Extracted records
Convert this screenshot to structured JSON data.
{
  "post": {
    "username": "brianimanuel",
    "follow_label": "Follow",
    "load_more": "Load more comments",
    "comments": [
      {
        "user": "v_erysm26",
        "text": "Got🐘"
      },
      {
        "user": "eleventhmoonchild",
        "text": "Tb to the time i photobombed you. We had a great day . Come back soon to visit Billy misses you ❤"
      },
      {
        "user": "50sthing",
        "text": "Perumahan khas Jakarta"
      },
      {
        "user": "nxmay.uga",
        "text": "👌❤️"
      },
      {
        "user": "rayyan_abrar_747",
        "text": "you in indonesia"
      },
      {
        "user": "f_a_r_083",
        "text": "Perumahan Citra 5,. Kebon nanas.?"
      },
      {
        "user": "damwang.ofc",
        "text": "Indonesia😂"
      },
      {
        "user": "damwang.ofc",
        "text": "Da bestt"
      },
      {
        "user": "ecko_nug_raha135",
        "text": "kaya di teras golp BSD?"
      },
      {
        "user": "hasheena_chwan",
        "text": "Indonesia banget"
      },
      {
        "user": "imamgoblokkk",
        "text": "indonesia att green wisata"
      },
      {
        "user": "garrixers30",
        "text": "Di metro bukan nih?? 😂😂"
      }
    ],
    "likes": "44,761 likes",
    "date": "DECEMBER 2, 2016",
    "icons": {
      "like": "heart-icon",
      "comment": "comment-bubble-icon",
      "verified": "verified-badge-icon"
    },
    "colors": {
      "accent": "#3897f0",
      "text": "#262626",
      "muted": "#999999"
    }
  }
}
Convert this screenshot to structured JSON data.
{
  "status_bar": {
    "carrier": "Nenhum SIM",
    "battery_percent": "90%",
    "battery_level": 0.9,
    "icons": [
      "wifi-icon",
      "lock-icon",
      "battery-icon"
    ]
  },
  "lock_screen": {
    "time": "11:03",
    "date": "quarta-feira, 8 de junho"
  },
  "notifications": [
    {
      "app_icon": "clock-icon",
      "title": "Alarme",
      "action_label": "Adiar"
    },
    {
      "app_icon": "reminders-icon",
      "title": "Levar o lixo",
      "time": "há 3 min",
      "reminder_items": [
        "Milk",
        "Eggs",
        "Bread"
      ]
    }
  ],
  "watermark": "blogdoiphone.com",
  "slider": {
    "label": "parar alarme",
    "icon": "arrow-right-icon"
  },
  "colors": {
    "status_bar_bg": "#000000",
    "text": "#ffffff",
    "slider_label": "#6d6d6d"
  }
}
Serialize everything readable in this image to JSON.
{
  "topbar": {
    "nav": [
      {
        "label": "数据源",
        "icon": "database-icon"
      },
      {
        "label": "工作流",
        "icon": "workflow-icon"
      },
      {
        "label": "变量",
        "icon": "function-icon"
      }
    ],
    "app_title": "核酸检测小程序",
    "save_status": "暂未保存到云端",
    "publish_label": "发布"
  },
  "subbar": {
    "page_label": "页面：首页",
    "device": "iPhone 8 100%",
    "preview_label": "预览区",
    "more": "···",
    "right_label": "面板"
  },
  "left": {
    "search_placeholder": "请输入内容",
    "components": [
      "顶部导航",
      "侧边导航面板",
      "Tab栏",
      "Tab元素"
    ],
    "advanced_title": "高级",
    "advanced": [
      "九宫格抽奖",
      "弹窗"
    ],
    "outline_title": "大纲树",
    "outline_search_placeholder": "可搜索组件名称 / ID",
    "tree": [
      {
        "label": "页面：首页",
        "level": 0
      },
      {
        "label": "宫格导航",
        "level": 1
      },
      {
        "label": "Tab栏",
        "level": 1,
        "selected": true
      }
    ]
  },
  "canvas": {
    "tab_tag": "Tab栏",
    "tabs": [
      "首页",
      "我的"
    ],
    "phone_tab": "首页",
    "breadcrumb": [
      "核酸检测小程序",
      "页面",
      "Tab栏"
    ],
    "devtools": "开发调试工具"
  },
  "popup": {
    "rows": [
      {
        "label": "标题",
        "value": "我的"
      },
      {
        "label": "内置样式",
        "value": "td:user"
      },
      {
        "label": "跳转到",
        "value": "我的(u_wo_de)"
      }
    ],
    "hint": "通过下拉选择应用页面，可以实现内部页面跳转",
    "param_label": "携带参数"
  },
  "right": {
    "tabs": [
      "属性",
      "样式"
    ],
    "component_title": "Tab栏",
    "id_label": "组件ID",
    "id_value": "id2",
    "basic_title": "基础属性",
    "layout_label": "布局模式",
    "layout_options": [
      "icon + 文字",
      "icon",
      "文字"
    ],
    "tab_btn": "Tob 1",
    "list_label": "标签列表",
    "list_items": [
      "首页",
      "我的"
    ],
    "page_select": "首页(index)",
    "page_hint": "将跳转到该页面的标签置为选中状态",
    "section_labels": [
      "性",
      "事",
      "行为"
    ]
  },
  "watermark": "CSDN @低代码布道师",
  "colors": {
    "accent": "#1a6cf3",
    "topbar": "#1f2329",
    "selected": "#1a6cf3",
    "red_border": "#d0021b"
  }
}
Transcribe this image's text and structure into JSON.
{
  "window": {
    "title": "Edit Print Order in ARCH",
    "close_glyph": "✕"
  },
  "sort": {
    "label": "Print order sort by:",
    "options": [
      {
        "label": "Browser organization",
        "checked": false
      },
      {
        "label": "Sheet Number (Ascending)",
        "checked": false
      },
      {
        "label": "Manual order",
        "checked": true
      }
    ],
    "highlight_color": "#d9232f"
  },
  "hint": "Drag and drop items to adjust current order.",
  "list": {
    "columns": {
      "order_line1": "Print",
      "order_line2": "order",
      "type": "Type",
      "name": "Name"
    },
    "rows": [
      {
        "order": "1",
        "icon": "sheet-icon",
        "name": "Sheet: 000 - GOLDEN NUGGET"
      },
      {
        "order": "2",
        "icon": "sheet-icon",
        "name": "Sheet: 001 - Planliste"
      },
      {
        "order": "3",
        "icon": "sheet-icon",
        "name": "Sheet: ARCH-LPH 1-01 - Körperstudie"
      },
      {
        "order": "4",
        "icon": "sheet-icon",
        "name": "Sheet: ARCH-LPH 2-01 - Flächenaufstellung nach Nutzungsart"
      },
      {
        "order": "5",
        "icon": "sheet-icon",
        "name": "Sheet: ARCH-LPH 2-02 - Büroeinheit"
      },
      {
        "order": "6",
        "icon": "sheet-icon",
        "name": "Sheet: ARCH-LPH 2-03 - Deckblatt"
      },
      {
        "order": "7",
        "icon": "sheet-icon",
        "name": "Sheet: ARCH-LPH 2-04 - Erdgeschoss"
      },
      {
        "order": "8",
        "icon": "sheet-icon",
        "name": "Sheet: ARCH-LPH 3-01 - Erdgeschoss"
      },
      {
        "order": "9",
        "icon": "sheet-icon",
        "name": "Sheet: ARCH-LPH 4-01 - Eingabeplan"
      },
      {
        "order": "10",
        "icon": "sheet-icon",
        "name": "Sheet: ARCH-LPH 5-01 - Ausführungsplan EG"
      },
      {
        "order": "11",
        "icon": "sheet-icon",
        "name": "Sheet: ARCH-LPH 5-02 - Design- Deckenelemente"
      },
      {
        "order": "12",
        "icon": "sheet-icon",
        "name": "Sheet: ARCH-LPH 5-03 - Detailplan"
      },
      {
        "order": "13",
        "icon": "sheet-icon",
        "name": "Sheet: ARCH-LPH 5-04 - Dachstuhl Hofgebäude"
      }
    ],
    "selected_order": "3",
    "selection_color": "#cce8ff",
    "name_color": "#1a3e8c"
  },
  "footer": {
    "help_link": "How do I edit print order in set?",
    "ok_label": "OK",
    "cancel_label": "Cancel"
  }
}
* * *
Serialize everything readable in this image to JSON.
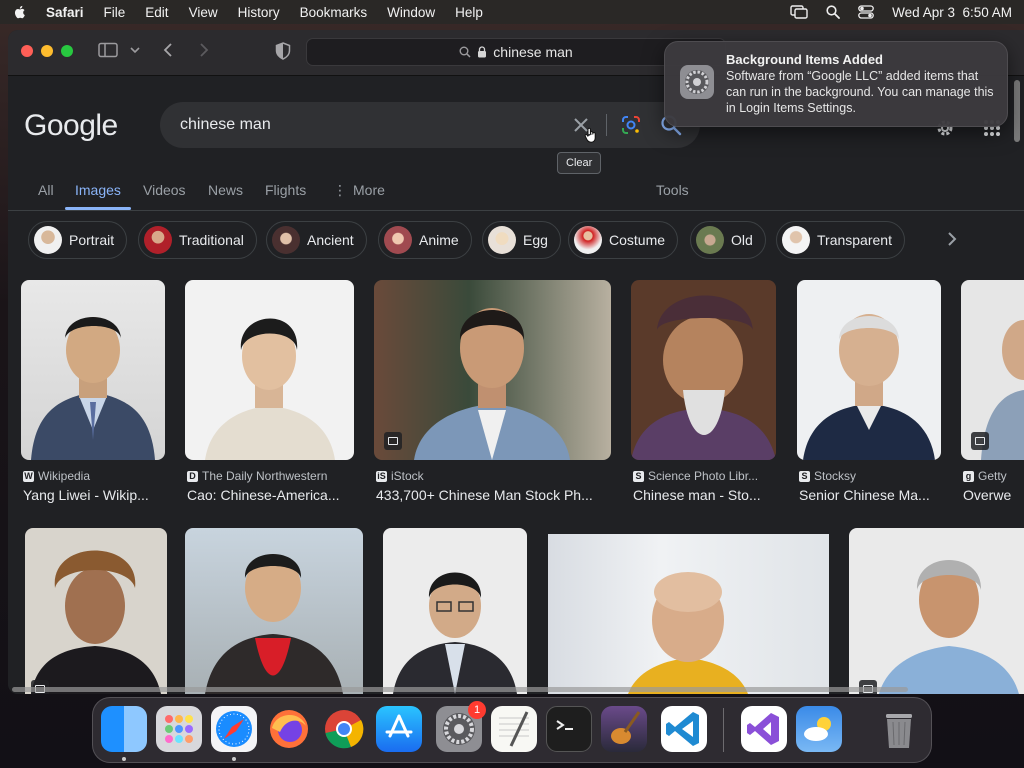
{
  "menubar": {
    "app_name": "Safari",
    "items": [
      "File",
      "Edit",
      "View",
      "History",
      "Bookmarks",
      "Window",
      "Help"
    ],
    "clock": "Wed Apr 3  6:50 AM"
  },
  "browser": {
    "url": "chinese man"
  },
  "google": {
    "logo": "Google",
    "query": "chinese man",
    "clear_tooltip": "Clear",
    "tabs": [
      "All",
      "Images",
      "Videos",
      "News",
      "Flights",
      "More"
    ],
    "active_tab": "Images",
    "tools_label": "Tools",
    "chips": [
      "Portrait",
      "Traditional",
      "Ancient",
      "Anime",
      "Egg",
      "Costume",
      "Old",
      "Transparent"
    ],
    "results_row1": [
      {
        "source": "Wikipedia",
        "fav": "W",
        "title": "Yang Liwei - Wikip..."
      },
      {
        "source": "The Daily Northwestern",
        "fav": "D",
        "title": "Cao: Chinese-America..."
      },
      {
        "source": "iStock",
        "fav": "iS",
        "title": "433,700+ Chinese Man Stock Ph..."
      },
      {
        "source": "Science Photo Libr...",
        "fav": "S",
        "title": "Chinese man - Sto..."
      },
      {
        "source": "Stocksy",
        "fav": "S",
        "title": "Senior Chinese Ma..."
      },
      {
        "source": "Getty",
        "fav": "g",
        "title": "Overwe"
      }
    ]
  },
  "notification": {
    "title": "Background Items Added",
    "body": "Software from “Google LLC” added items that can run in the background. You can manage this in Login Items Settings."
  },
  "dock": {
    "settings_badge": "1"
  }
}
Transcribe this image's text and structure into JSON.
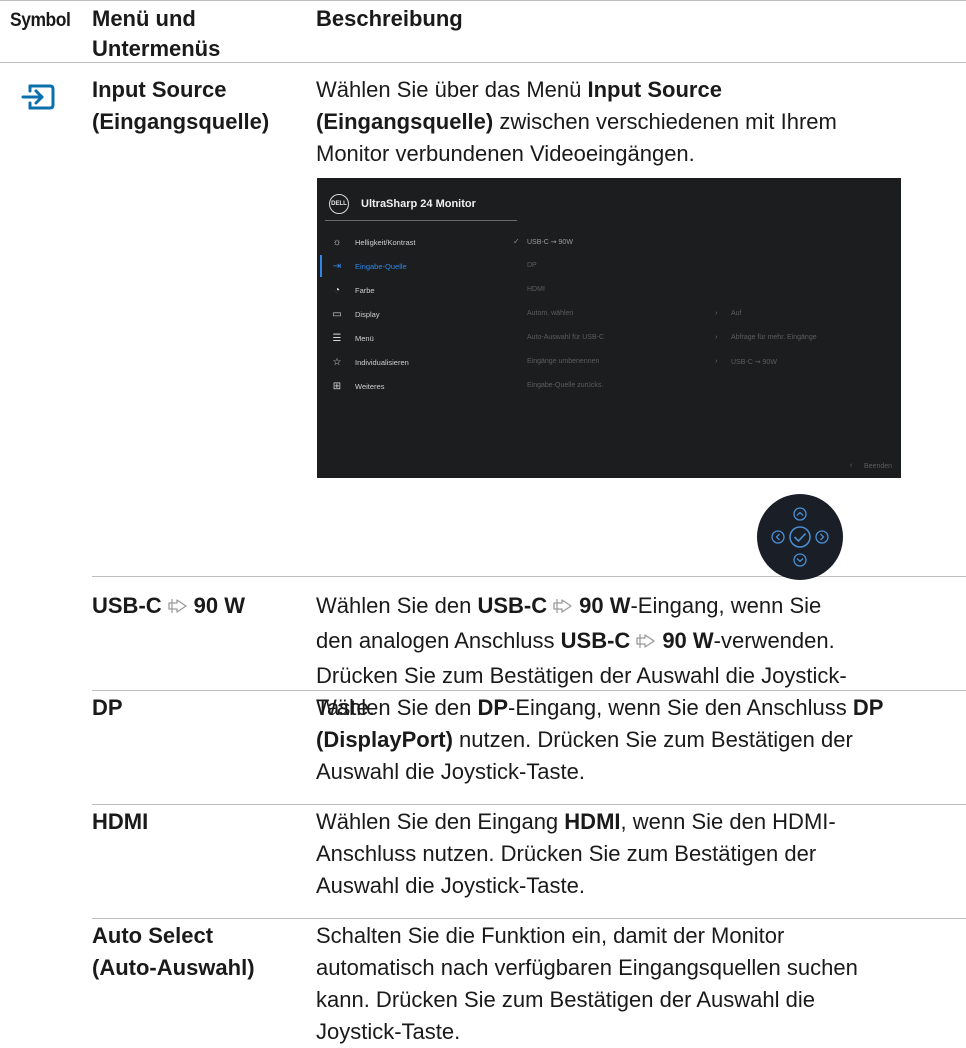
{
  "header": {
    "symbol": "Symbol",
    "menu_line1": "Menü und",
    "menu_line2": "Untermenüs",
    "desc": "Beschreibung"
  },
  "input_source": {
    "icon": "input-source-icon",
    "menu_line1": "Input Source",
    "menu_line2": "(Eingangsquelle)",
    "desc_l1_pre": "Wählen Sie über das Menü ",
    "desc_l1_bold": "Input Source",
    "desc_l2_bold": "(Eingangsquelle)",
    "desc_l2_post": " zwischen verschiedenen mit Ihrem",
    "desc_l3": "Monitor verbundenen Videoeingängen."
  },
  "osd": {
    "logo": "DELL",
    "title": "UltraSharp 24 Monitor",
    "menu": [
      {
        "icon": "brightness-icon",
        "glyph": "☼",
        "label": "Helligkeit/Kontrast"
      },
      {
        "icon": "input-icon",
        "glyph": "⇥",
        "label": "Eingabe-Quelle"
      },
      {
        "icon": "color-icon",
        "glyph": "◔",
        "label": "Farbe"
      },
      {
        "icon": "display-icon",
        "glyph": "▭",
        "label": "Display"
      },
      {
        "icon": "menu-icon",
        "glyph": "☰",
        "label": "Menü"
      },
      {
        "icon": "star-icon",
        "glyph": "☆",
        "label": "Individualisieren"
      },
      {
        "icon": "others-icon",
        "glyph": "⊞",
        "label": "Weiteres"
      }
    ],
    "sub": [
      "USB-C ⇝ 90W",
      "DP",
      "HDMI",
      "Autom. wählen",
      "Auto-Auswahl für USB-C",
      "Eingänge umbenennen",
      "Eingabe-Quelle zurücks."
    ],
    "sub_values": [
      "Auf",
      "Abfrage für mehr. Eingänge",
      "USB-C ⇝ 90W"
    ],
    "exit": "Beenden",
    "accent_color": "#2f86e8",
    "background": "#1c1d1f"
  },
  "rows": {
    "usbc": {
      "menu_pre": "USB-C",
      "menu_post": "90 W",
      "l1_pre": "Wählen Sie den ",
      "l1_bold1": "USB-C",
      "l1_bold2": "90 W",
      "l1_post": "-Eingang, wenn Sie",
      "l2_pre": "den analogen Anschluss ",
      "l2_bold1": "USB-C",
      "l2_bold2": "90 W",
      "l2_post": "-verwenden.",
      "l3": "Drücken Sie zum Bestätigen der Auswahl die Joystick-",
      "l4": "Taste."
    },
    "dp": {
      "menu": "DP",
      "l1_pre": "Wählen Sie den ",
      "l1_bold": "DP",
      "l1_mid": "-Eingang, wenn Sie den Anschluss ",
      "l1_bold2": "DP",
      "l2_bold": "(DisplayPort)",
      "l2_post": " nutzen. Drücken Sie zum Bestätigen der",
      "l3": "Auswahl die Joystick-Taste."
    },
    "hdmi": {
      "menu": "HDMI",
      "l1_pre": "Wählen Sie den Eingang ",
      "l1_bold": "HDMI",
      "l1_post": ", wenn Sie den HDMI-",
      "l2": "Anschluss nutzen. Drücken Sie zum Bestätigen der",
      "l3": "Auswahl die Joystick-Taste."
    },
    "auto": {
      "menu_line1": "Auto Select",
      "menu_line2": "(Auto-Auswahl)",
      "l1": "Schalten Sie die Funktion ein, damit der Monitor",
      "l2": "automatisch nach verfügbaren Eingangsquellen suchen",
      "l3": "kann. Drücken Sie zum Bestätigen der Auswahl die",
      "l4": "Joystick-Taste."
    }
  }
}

### DO THIS
How many lines of the data contain the word "watermark"? Answer with the number alone.

### OUTPUT BELOW
2